Region boundary data:
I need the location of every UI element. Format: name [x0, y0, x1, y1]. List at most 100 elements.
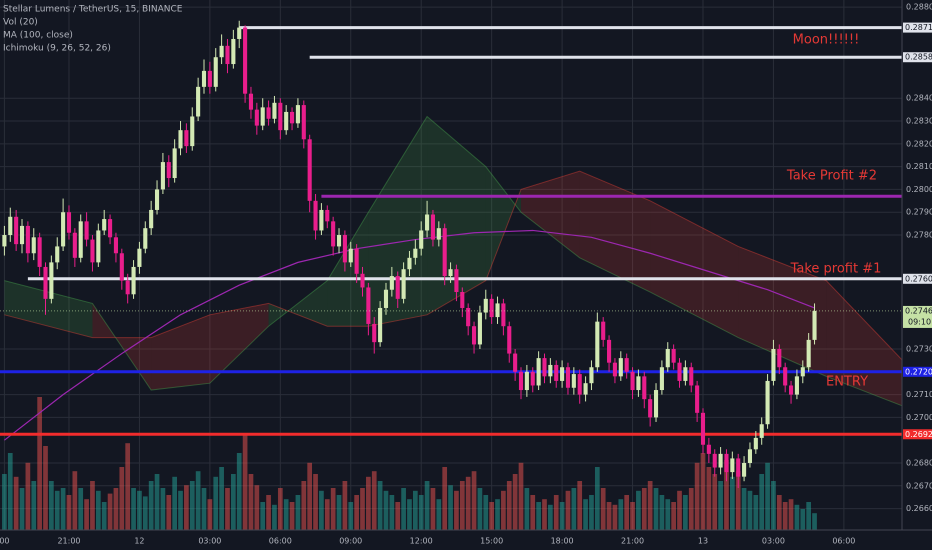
volume-bar: [571, 488, 577, 530]
volume-bar: [618, 499, 624, 530]
volume-bar: [776, 495, 782, 530]
volume-bar: [683, 495, 688, 530]
volume-bar: [536, 502, 541, 530]
candle-body: [2, 235, 7, 247]
candle-body: [61, 212, 66, 247]
volume-bar: [166, 495, 172, 530]
candle-body: [607, 339, 612, 363]
volume-bar: [724, 460, 729, 530]
volume-bar: [137, 490, 142, 530]
candle-body: [700, 412, 706, 445]
candle-body: [536, 358, 541, 386]
volume-bar: [806, 502, 812, 530]
x-tick-label: 12: [134, 537, 144, 546]
volume-bar: [765, 462, 770, 530]
candle-body: [102, 219, 107, 231]
volume-bar: [759, 474, 765, 530]
candle-body: [407, 257, 412, 270]
volume-bar: [459, 481, 465, 530]
volume-bar: [354, 495, 359, 530]
candle-body: [313, 200, 318, 231]
x-tick-label: 21:00: [621, 537, 644, 546]
volume-bar: [671, 502, 676, 530]
volume-bar: [583, 499, 588, 530]
volume-bar: [395, 502, 401, 530]
volume-bar: [189, 481, 195, 530]
grid: [0, 0, 902, 530]
candle-body: [331, 221, 336, 247]
candle-body: [419, 230, 424, 249]
level-price-box: [903, 52, 932, 63]
volume-bar: [60, 488, 66, 530]
annotation: ENTRY: [826, 375, 868, 390]
candle-body: [149, 209, 154, 229]
candle-body: [524, 371, 529, 391]
volume-bar: [483, 495, 489, 530]
candle-body: [612, 362, 617, 377]
volume-bar: [201, 488, 207, 530]
candle-body: [794, 376, 799, 395]
ichimoku-cloud: [268, 280, 328, 327]
candle-body: [577, 374, 582, 395]
volume-bar: [653, 488, 659, 530]
volume-bar: [606, 502, 612, 530]
candle-body: [583, 383, 588, 395]
volume-bar: [530, 495, 536, 530]
candle-body: [395, 276, 400, 299]
volume-bar: [25, 462, 31, 530]
candle-body: [160, 162, 165, 190]
plot-area: [0, 20, 902, 530]
candle-body: [325, 209, 330, 222]
volume-bar: [125, 443, 131, 530]
volume-bar: [272, 504, 277, 530]
candle-body: [618, 358, 623, 377]
candle-body: [665, 349, 670, 368]
volume-bar: [336, 495, 342, 530]
candle-body: [360, 273, 365, 288]
candle-body: [66, 212, 72, 233]
candle-body: [301, 105, 306, 140]
indicator-label: Ichimoku (9, 26, 52, 26): [3, 44, 111, 54]
volume-bar: [471, 471, 477, 530]
candle-body: [495, 303, 500, 318]
indicator-label: MA (100, close): [3, 31, 73, 41]
candle-body: [448, 269, 453, 277]
volume-bar: [231, 474, 236, 530]
x-tick-label: 21:00: [57, 537, 80, 546]
candle-body: [742, 462, 747, 477]
countdown-label: 09:10: [908, 317, 931, 326]
volume-bar: [700, 453, 706, 530]
candle-body: [718, 453, 723, 468]
candle-body: [14, 216, 19, 245]
chart-title: Stellar Lumens / TetherUS, 15, BINANCE: [3, 5, 183, 15]
volume-bar: [19, 488, 25, 530]
candle-body: [37, 237, 42, 267]
x-tick-label: 03:00: [198, 537, 221, 546]
volume-bar: [677, 490, 682, 530]
candle-body: [542, 358, 547, 377]
x-tick-label: 06:00: [269, 537, 292, 546]
volume-bar: [260, 502, 266, 530]
candle-body: [190, 116, 195, 147]
candle-body: [747, 449, 753, 463]
volume-bar: [782, 502, 788, 530]
candle-body: [131, 266, 136, 295]
volume-bar: [324, 499, 330, 530]
candle-body: [689, 367, 694, 386]
candle-body: [471, 326, 477, 345]
volume-bar: [148, 481, 154, 530]
candle-body: [84, 221, 89, 240]
annotation: Moon!!!!!!: [793, 33, 860, 48]
candle-body: [783, 367, 788, 386]
volume-bar: [641, 488, 647, 530]
candle-body: [454, 269, 459, 293]
ichimoku-cloud: [327, 212, 369, 327]
candle-body: [8, 216, 13, 236]
volume-bar: [366, 476, 371, 530]
annotation: Take Profit #2: [786, 169, 877, 184]
candle-body: [765, 380, 770, 425]
candle-body: [653, 390, 659, 418]
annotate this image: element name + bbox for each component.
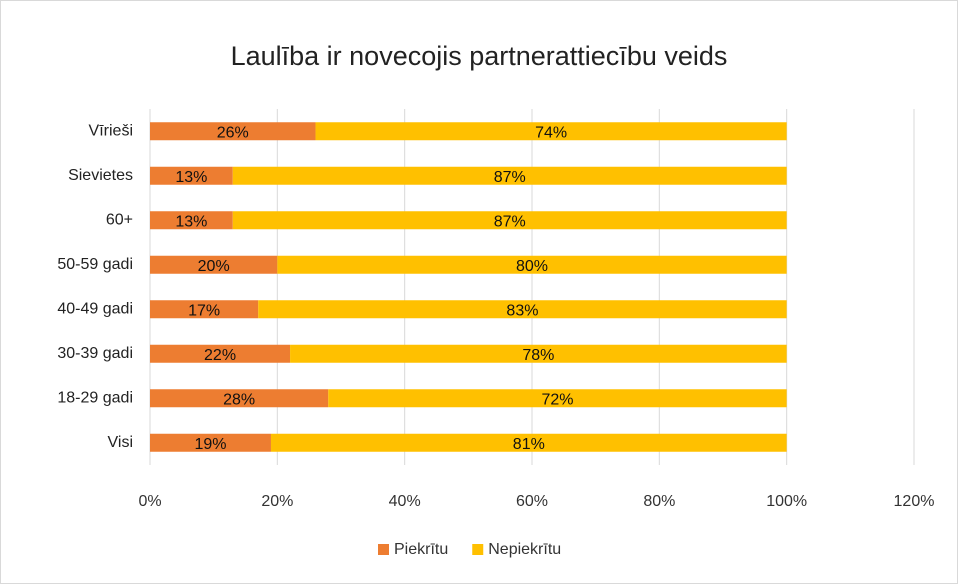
bar-segment xyxy=(150,300,259,319)
x-tick-label: 80% xyxy=(643,493,675,510)
y-tick-label: 40-49 gadi xyxy=(57,300,133,317)
bar-segment xyxy=(150,255,278,274)
y-tick-label: 60+ xyxy=(106,211,133,228)
bar-segment xyxy=(315,122,787,141)
data-label: 19% xyxy=(194,436,226,453)
data-label: 83% xyxy=(506,302,538,319)
bar-segment xyxy=(232,166,787,185)
y-tick-label: Visi xyxy=(108,434,134,451)
data-label: 22% xyxy=(204,347,236,364)
legend-label: Piekrītu xyxy=(394,541,448,558)
y-tick-label: Vīrieši xyxy=(89,122,133,139)
chart-title: Laulība ir novecojis partnerattiecību ve… xyxy=(231,41,728,71)
data-label: 28% xyxy=(223,391,255,408)
data-label: 78% xyxy=(522,347,554,364)
x-tick-label: 120% xyxy=(894,493,935,510)
data-label: 80% xyxy=(516,258,548,275)
bar-segment xyxy=(270,433,787,452)
data-label: 87% xyxy=(494,169,526,186)
data-label: 26% xyxy=(217,124,249,141)
y-tick-label: 18-29 gadi xyxy=(57,389,133,406)
data-label: 87% xyxy=(494,213,526,230)
y-tick-label: 50-59 gadi xyxy=(57,256,133,273)
bar-segment xyxy=(150,344,291,363)
data-label: 81% xyxy=(513,436,545,453)
data-label: 13% xyxy=(175,169,207,186)
legend-label: Nepiekrītu xyxy=(488,541,561,558)
bar-segment xyxy=(150,433,271,452)
bar-segment xyxy=(150,166,233,185)
y-tick-label: Sievietes xyxy=(68,167,133,184)
bar-segment xyxy=(258,300,787,319)
bar-segment xyxy=(150,389,329,408)
x-tick-label: 60% xyxy=(516,493,548,510)
bar-segment xyxy=(290,344,787,363)
bar-segment xyxy=(277,255,787,274)
y-tick-label: 30-39 gadi xyxy=(57,345,133,362)
bar-segment xyxy=(150,211,233,230)
bar-segment xyxy=(232,211,787,230)
x-tick-label: 0% xyxy=(138,493,161,510)
data-label: 74% xyxy=(535,124,567,141)
data-label: 72% xyxy=(541,391,573,408)
x-tick-label: 20% xyxy=(261,493,293,510)
bar-segment xyxy=(150,122,316,141)
data-label: 20% xyxy=(198,258,230,275)
x-tick-label: 40% xyxy=(389,493,421,510)
x-tick-label: 100% xyxy=(766,493,807,510)
bar-segment xyxy=(328,389,787,408)
data-label: 17% xyxy=(188,302,220,319)
legend-swatch xyxy=(472,544,484,555)
data-label: 13% xyxy=(175,213,207,230)
legend-swatch xyxy=(378,544,389,555)
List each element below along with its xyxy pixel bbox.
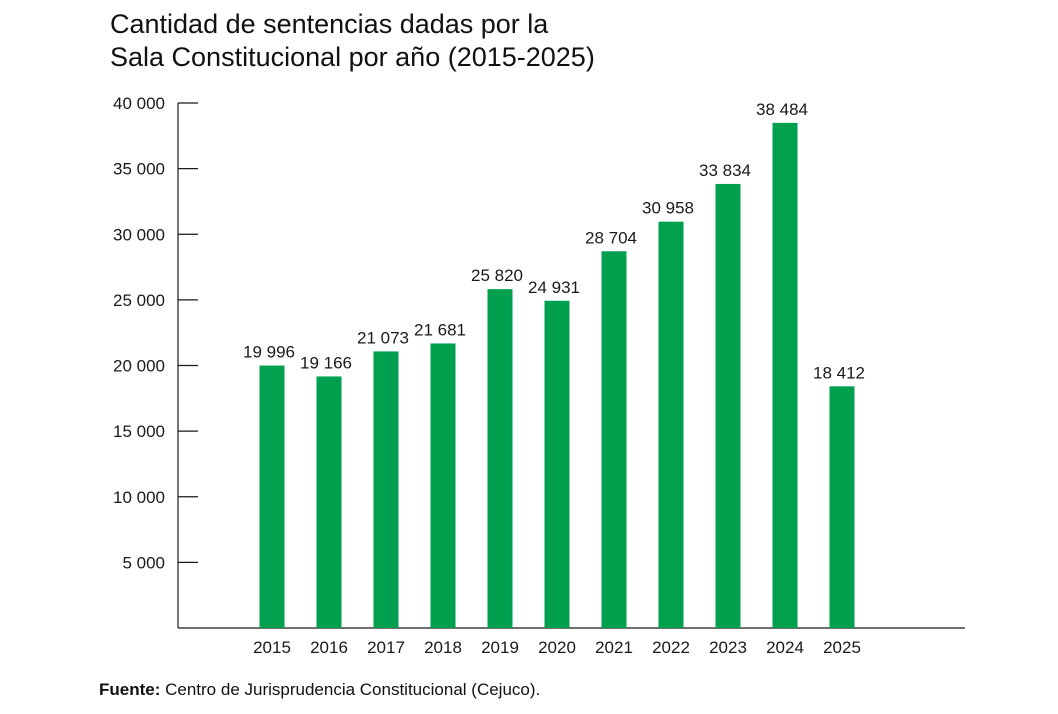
y-axis: 5 000 10 000 15 000 20 000 25 000 30 000 35 00… bbox=[113, 94, 198, 628]
x-tick-label: 2016 bbox=[310, 638, 348, 657]
x-tick-label: 2021 bbox=[595, 638, 633, 657]
y-tick-label: 15 000 bbox=[113, 422, 165, 441]
source-label: Fuente: bbox=[99, 680, 161, 699]
y-tick-label: 10 000 bbox=[113, 488, 165, 507]
data-label: 21 073 bbox=[357, 328, 409, 347]
x-tick-label: 2022 bbox=[652, 638, 690, 657]
data-label: 25 820 bbox=[471, 266, 523, 285]
y-tick-label: 40 000 bbox=[113, 94, 165, 113]
bar-2022 bbox=[658, 221, 684, 628]
x-tick-label: 2015 bbox=[253, 638, 291, 657]
source-note: Fuente: Centro de Jurisprudencia Constit… bbox=[99, 680, 540, 700]
x-tick-label: 2018 bbox=[424, 638, 462, 657]
source-text: Centro de Jurisprudencia Constitucional … bbox=[160, 680, 541, 699]
x-axis: 2015 2016 2017 2018 2019 2020 2021 2022 2023 2024… bbox=[178, 627, 965, 657]
chart-title-line-2: Sala Constitucional por año (2015-2025) bbox=[110, 42, 595, 72]
chart-title-line-1: Cantidad de sentencias dadas por la bbox=[110, 9, 549, 39]
x-tick-label: 2020 bbox=[538, 638, 576, 657]
chart-title: Cantidad de sentencias dadas por la Sala… bbox=[110, 8, 810, 74]
data-label: 33 834 bbox=[699, 161, 751, 180]
data-label: 21 681 bbox=[414, 320, 466, 339]
bar-2021 bbox=[601, 251, 627, 628]
y-tick-label: 25 000 bbox=[113, 291, 165, 310]
y-tick-label: 30 000 bbox=[113, 225, 165, 244]
data-label: 18 412 bbox=[813, 363, 865, 382]
x-tick-label: 2024 bbox=[766, 638, 804, 657]
bar-2020 bbox=[544, 300, 570, 628]
y-tick-label: 20 000 bbox=[113, 357, 165, 376]
bar-2016 bbox=[316, 376, 342, 628]
x-tick-label: 2025 bbox=[823, 638, 861, 657]
y-tick-label: 35 000 bbox=[113, 160, 165, 179]
data-label: 30 958 bbox=[642, 199, 694, 218]
data-label: 38 484 bbox=[756, 100, 808, 119]
x-tick-label: 2019 bbox=[481, 638, 519, 657]
data-label: 19 166 bbox=[300, 353, 352, 372]
data-label: 19 996 bbox=[243, 343, 295, 362]
bar-2025 bbox=[829, 386, 855, 628]
x-tick-label: 2023 bbox=[709, 638, 747, 657]
bars bbox=[259, 122, 855, 629]
bar-2018 bbox=[430, 343, 456, 628]
bar-2017 bbox=[373, 351, 399, 628]
x-tick-label: 2017 bbox=[367, 638, 405, 657]
data-label: 24 931 bbox=[528, 278, 580, 297]
y-tick-label: 5 000 bbox=[122, 553, 165, 572]
bar-2015 bbox=[259, 365, 285, 628]
bar-2023 bbox=[715, 183, 741, 628]
bar-2024 bbox=[772, 122, 798, 629]
bar-2019 bbox=[487, 289, 513, 628]
data-labels: 19 996 19 166 21 073 21 681 25 820 24 931 28 7… bbox=[243, 100, 865, 382]
data-label: 28 704 bbox=[585, 228, 637, 247]
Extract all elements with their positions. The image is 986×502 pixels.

## [The exercise]
Arrange the lines of the listing as a JSON list of strings, one string per line and no blank lines, starting with the line that contains "bar-segment xyxy=(150,300,259,319)" and going on through the line that contains "data-label: 28% xyxy=(223,391,255,408)".

## [The answer]
[
  "bar-segment xyxy=(150,300,259,319)",
  "x-tick-label: 80% xyxy=(643,493,675,510)",
  "y-tick-label: 40-49 gadi xyxy=(57,300,133,317)",
  "bar-segment xyxy=(150,255,278,274)",
  "y-tick-label: 60+ xyxy=(106,211,133,228)",
  "bar-segment xyxy=(315,122,787,141)",
  "data-label: 19% xyxy=(194,436,226,453)",
  "data-label: 83% xyxy=(506,302,538,319)",
  "bar-segment xyxy=(232,166,787,185)",
  "y-tick-label: Visi xyxy=(108,434,134,451)",
  "data-label: 22% xyxy=(204,347,236,364)",
  "legend-label: Piekrītu xyxy=(394,541,448,558)",
  "y-tick-label: Vīrieši xyxy=(89,122,133,139)",
  "chart-title: Laulība ir novecojis partnerattiecību ve… xyxy=(231,41,728,71)",
  "data-label: 28% xyxy=(223,391,255,408)"
]